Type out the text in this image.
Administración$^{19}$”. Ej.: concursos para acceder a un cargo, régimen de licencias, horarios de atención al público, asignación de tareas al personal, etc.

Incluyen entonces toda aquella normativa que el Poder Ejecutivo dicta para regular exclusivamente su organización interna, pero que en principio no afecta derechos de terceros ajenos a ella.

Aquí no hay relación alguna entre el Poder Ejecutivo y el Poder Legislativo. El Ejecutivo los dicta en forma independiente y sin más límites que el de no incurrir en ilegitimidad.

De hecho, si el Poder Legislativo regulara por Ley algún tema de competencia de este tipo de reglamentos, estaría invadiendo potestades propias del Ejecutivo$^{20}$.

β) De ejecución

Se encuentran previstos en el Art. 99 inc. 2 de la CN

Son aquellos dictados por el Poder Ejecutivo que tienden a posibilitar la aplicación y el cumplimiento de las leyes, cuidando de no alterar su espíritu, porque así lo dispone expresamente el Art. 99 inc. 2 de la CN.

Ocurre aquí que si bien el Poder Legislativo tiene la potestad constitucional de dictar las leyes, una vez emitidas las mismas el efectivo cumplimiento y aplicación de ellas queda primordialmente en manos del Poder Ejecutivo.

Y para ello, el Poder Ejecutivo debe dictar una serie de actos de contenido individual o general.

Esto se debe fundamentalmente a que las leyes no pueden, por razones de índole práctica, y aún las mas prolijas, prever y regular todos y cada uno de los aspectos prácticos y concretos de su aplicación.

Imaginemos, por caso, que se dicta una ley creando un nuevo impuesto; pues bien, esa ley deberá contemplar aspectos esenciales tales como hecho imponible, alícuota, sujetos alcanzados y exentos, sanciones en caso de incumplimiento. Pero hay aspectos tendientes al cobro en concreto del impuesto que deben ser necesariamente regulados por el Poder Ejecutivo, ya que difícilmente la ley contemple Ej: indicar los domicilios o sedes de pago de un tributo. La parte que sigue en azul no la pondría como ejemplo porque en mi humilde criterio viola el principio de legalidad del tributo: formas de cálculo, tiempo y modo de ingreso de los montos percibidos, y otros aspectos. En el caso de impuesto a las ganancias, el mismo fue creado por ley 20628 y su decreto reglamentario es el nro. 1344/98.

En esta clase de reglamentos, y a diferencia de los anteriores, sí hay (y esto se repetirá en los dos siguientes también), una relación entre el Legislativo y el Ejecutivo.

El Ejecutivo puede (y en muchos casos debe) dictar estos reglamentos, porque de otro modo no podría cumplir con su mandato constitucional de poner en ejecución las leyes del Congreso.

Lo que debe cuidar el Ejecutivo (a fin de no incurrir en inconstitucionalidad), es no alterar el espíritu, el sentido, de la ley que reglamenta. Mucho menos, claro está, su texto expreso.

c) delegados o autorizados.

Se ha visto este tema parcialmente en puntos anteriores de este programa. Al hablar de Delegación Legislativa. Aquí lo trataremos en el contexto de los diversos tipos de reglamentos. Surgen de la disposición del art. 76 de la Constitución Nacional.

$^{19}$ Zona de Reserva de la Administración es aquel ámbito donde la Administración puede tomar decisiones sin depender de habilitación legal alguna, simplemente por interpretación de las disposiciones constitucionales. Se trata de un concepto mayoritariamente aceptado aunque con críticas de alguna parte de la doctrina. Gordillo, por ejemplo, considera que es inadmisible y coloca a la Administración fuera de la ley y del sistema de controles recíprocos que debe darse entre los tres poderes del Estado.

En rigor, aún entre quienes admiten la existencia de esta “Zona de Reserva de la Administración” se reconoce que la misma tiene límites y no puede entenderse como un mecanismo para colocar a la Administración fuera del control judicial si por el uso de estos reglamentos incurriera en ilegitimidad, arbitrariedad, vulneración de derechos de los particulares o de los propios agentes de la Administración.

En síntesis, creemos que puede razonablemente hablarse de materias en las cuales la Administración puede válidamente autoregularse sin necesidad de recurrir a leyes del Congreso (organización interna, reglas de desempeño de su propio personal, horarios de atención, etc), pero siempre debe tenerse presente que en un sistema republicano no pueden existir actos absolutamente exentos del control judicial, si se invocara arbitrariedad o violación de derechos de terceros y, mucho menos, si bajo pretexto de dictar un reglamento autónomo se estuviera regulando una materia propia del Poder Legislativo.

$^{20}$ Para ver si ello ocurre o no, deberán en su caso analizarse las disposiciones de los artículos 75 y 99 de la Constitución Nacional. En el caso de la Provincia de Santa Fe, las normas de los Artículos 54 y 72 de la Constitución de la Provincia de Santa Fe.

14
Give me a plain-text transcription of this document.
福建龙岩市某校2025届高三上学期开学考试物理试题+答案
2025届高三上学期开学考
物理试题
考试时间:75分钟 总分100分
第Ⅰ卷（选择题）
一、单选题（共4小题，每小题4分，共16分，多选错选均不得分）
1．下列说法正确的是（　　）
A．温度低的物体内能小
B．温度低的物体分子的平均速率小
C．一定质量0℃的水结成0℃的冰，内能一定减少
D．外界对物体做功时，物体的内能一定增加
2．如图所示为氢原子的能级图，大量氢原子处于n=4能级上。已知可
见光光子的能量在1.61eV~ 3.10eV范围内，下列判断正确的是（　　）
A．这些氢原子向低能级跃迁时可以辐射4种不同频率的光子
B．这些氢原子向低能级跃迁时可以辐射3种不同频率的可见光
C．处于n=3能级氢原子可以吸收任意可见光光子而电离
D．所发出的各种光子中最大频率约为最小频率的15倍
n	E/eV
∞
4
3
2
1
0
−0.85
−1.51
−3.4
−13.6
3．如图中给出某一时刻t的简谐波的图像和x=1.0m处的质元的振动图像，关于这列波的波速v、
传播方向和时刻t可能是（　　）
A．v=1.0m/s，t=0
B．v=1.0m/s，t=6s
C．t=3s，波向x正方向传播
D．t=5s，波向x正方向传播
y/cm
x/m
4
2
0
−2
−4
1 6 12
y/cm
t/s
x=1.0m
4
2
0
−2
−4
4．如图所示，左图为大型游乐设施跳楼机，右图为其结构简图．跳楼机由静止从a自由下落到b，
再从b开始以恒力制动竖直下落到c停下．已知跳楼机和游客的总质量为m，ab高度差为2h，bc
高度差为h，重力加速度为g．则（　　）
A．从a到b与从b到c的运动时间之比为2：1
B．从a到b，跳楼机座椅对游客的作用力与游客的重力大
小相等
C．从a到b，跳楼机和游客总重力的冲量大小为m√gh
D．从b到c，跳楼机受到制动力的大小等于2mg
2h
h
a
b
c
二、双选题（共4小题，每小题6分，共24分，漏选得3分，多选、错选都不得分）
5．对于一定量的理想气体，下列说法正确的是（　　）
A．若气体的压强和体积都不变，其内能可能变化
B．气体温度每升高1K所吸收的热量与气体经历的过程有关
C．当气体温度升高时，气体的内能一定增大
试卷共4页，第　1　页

Directions for this task
From the entries, copy out each line containing the word "relación".

Result for this exercise
Aquí no hay relación alguna entre el Poder Ejecutivo y el Poder Legislativo. El Ejecutivo los dicta en forma independiente y sin más límites que el de no incurrir en ilegitimidad.
En esta clase de reglamentos, y a diferencia de los anteriores, sí hay (y esto se repetirá en los dos siguientes también), una relación entre el Legislativo y el Ejecutivo.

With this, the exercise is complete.